*** Records supplied

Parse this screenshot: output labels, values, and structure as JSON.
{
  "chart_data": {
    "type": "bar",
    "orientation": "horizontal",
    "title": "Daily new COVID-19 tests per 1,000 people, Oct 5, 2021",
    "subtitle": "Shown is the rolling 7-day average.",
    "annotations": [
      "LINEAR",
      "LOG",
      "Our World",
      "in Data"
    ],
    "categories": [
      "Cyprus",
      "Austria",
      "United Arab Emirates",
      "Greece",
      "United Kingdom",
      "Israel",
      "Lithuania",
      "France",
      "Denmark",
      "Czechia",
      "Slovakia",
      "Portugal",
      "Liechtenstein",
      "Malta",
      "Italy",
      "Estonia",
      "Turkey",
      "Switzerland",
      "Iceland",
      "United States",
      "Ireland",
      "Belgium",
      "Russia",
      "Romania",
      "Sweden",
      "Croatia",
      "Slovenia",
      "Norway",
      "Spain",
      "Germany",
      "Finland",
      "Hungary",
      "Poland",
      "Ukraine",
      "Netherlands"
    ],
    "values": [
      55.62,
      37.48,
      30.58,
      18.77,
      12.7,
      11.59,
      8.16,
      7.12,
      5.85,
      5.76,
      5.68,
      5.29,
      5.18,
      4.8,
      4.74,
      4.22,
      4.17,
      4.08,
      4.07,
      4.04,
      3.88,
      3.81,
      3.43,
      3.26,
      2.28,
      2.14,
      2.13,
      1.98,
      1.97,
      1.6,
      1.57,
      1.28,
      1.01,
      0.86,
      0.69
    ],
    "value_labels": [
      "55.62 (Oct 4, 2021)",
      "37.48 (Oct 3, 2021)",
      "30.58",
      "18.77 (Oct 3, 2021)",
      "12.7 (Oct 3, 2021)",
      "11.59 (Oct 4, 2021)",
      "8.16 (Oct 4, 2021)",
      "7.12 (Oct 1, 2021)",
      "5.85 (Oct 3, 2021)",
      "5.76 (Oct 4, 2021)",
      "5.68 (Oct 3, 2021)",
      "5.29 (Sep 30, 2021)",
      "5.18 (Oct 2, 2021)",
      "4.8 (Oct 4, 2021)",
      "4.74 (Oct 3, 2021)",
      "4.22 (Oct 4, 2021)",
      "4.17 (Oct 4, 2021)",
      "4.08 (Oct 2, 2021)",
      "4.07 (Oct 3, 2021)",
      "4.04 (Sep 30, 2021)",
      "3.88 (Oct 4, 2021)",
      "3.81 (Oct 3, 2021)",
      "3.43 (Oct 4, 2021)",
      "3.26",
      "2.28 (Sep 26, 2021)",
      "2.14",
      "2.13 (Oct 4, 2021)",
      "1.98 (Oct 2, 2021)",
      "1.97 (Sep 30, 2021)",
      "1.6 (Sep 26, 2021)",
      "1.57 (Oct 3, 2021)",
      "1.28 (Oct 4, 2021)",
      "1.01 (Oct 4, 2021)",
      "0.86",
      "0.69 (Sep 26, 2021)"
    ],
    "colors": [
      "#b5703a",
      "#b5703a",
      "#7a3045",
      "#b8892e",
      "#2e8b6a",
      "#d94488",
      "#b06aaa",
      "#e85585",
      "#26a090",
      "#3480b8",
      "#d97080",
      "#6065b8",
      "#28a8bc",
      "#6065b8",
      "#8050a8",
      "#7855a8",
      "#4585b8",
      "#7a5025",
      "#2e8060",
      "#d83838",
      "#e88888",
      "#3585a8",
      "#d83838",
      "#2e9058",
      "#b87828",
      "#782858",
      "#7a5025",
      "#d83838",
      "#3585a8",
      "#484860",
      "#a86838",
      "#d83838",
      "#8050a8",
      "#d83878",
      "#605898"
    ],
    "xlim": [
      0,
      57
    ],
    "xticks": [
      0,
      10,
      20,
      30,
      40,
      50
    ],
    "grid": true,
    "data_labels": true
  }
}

******

What you should do: Copy out all the entries shown above, character for character.

Exercise output:
Parse this screenshot: output labels, values, and structure as JSON.
{
  "chart_data": {
    "type": "bar",
    "orientation": "horizontal",
    "title": "Daily new COVID-19 tests per 1,000 people, Oct 5, 2021",
    "subtitle": "Shown is the rolling 7-day average.",
    "annotations": [
      "LINEAR",
      "LOG",
      "Our World",
      "in Data"
    ],
    "categories": [
      "Cyprus",
      "Austria",
      "United Arab Emirates",
      "Greece",
      "United Kingdom",
      "Israel",
      "Lithuania",
      "France",
      "Denmark",
      "Czechia",
      "Slovakia",
      "Portugal",
      "Liechtenstein",
      "Malta",
      "Italy",
      "Estonia",
      "Turkey",
      "Switzerland",
      "Iceland",
      "United States",
      "Ireland",
      "Belgium",
      "Russia",
      "Romania",
      "Sweden",
      "Croatia",
      "Slovenia",
      "Norway",
      "Spain",
      "Germany",
      "Finland",
      "Hungary",
      "Poland",
      "Ukraine",
      "Netherlands"
    ],
    "values": [
      55.62,
      37.48,
      30.58,
      18.77,
      12.7,
      11.59,
      8.16,
      7.12,
      5.85,
      5.76,
      5.68,
      5.29,
      5.18,
      4.8,
      4.74,
      4.22,
      4.17,
      4.08,
      4.07,
      4.04,
      3.88,
      3.81,
      3.43,
      3.26,
      2.28,
      2.14,
      2.13,
      1.98,
      1.97,
      1.6,
      1.57,
      1.28,
      1.01,
      0.86,
      0.69
    ],
    "value_labels": [
      "55.62 (Oct 4, 2021)",
      "37.48 (Oct 3, 2021)",
      "30.58",
      "18.77 (Oct 3, 2021)",
      "12.7 (Oct 3, 2021)",
      "11.59 (Oct 4, 2021)",
      "8.16 (Oct 4, 2021)",
      "7.12 (Oct 1, 2021)",
      "5.85 (Oct 3, 2021)",
      "5.76 (Oct 4, 2021)",
      "5.68 (Oct 3, 2021)",
      "5.29 (Sep 30, 2021)",
      "5.18 (Oct 2, 2021)",
      "4.8 (Oct 4, 2021)",
      "4.74 (Oct 3, 2021)",
      "4.22 (Oct 4, 2021)",
      "4.17 (Oct 4, 2021)",
      "4.08 (Oct 2, 2021)",
      "4.07 (Oct 3, 2021)",
      "4.04 (Sep 30, 2021)",
      "3.88 (Oct 4, 2021)",
      "3.81 (Oct 3, 2021)",
      "3.43 (Oct 4, 2021)",
      "3.26",
      "2.28 (Sep 26, 2021)",
      "2.14",
      "2.13 (Oct 4, 2021)",
      "1.98 (Oct 2, 2021)",
      "1.97 (Sep 30, 2021)",
      "1.6 (Sep 26, 2021)",
      "1.57 (Oct 3, 2021)",
      "1.28 (Oct 4, 2021)",
      "1.01 (Oct 4, 2021)",
      "0.86",
      "0.69 (Sep 26, 2021)"
    ],
    "colors": [
      "#b5703a",
      "#b5703a",
      "#7a3045",
      "#b8892e",
      "#2e8b6a",
      "#d94488",
      "#b06aaa",
      "#e85585",
      "#26a090",
      "#3480b8",
      "#d97080",
      "#6065b8",
      "#28a8bc",
      "#6065b8",
      "#8050a8",
      "#7855a8",
      "#4585b8",
      "#7a5025",
      "#2e8060",
      "#d83838",
      "#e88888",
      "#3585a8",
      "#d83838",
      "#2e9058",
      "#b87828",
      "#782858",
      "#7a5025",
      "#d83838",
      "#3585a8",
      "#484860",
      "#a86838",
      "#d83838",
      "#8050a8",
      "#d83878",
      "#605898"
    ],
    "xlim": [
      0,
      57
    ],
    "xticks": [
      0,
      10,
      20,
      30,
      40,
      50
    ],
    "grid": true,
    "data_labels": true
  }
}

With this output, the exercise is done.